Recast every line of the items below as a Markdown table with the columns "Row" and "Item line," numbering the rows in order and leaving out blank lines.

(Dataset entries)
▼

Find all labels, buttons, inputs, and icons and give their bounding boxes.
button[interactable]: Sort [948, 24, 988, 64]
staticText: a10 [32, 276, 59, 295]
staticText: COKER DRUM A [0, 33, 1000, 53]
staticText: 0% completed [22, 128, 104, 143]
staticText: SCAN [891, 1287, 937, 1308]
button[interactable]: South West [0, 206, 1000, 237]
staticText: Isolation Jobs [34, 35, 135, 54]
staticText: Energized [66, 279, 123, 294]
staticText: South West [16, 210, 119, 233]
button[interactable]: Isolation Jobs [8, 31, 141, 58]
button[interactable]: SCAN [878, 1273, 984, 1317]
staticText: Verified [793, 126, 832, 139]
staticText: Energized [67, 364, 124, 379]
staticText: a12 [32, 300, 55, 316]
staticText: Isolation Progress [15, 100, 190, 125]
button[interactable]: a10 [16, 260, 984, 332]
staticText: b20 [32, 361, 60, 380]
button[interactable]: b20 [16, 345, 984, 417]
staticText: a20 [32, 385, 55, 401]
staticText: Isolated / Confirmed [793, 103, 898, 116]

▲

▸ **Response**:
| Row | Item line |
|---|---|
| 1 | Find all labels, buttons, inputs, and icons and give their bounding boxes. |
| 2 | button[interactable]: Sort [948, 24, 988, 64] |
| 3 | staticText: a10 [32, 276, 59, 295] |
| 4 | staticText: COKER DRUM A [0, 33, 1000, 53] |
| 5 | staticText: 0% completed [22, 128, 104, 143] |
| 6 | staticText: SCAN [891, 1287, 937, 1308] |
| 7 | button[interactable]: South West [0, 206, 1000, 237] |
| 8 | staticText: Isolation Jobs [34, 35, 135, 54] |
| 9 | staticText: Energized [66, 279, 123, 294] |
| 10 | staticText: South West [16, 210, 119, 233] |
| 11 | button[interactable]: Isolation Jobs [8, 31, 141, 58] |
| 12 | button[interactable]: SCAN [878, 1273, 984, 1317] |
| 13 | staticText: Verified [793, 126, 832, 139] |
| 14 | staticText: Energized [67, 364, 124, 379] |
| 15 | staticText: a12 [32, 300, 55, 316] |
| 16 | staticText: Isolation Progress [15, 100, 190, 125] |
| 17 | button[interactable]: a10 [16, 260, 984, 332] |
| 18 | staticText: b20 [32, 361, 60, 380] |
| 19 | button[interactable]: b20 [16, 345, 984, 417] |
| 20 | staticText: a20 [32, 385, 55, 401] |
| 21 | staticText: Isolated / Confirmed [793, 103, 898, 116] |